**Supplied records:**
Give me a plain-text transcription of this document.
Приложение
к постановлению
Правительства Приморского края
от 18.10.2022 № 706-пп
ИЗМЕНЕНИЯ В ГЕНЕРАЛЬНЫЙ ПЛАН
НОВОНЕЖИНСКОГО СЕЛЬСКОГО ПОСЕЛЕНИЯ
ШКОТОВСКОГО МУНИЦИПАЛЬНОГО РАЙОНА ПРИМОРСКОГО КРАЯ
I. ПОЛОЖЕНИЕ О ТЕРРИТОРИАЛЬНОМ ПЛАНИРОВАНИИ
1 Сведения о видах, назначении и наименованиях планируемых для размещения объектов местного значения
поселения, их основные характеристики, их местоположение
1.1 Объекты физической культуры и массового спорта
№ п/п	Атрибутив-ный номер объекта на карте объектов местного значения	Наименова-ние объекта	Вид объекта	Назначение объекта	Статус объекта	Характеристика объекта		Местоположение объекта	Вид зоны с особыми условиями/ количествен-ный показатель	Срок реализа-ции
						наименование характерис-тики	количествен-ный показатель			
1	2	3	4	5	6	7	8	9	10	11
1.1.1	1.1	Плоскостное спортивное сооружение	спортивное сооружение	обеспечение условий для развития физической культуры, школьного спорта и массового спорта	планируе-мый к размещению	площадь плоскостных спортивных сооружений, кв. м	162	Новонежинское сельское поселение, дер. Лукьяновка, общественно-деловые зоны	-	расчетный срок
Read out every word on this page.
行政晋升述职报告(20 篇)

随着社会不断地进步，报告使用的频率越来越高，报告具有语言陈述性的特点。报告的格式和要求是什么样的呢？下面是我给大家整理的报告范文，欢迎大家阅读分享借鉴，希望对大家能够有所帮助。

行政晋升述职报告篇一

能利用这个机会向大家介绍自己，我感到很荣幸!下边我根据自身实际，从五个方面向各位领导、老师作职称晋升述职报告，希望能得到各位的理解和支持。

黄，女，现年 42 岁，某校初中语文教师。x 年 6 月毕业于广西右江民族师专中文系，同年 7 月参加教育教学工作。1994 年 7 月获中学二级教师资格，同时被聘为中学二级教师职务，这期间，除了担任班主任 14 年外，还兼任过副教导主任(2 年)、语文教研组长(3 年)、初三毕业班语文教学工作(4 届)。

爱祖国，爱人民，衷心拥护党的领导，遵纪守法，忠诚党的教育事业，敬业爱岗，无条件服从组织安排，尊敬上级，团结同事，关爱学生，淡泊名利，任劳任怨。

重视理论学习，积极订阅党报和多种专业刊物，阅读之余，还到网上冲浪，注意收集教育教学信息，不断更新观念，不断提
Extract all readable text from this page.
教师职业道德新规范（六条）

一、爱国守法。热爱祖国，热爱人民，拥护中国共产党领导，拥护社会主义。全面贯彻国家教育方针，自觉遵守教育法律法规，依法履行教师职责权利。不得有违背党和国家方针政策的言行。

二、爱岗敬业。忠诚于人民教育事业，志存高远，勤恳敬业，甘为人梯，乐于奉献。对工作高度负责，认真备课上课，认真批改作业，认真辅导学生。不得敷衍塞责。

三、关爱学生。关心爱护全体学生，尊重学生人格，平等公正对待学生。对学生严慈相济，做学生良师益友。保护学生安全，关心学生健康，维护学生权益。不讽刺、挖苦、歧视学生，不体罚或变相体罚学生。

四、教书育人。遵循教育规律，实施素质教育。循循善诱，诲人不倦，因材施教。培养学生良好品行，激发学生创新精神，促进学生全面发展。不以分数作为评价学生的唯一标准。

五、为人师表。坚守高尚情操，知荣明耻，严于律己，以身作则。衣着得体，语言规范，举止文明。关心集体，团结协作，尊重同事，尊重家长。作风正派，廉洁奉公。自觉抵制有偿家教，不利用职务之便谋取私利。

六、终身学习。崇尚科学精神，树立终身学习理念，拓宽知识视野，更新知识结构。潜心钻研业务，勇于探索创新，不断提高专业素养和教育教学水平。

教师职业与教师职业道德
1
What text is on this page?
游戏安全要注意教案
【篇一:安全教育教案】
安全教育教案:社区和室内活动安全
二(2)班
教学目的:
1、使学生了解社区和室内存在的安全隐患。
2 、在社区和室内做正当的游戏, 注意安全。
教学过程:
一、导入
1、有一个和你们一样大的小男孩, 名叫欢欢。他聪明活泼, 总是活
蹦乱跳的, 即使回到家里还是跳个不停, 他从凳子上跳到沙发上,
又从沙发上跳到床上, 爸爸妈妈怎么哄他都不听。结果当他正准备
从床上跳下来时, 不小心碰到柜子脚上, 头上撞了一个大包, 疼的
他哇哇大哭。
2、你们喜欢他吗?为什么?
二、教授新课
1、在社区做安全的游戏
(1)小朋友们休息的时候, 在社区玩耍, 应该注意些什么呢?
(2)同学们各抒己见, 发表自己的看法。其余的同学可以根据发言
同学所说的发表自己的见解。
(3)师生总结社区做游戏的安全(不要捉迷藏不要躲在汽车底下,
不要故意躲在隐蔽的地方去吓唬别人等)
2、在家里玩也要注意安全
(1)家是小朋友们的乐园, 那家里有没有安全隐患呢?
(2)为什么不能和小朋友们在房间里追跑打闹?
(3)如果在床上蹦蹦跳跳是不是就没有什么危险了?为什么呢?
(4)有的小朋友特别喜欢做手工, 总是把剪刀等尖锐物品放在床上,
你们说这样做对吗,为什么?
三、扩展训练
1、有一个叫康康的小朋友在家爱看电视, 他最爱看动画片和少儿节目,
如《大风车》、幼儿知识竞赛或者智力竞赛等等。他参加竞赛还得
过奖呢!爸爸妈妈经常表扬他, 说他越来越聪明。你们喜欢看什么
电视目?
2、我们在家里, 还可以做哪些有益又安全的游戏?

**Stated exercise:** Pick out every line above that holds the word "местного" and copy it.

**Response:**
1 Сведения о видах, назначении и наименованиях планируемых для размещения объектов местного значения
№ п/п	Атрибутив-ный номер объекта на карте объектов местного значения	Наименова-ние объекта	Вид объекта	Назначение объекта	Статус объекта	Характеристика объекта		Местоположение объекта	Вид зоны с особыми условиями/ количествен-ный показатель	Срок реализа-ции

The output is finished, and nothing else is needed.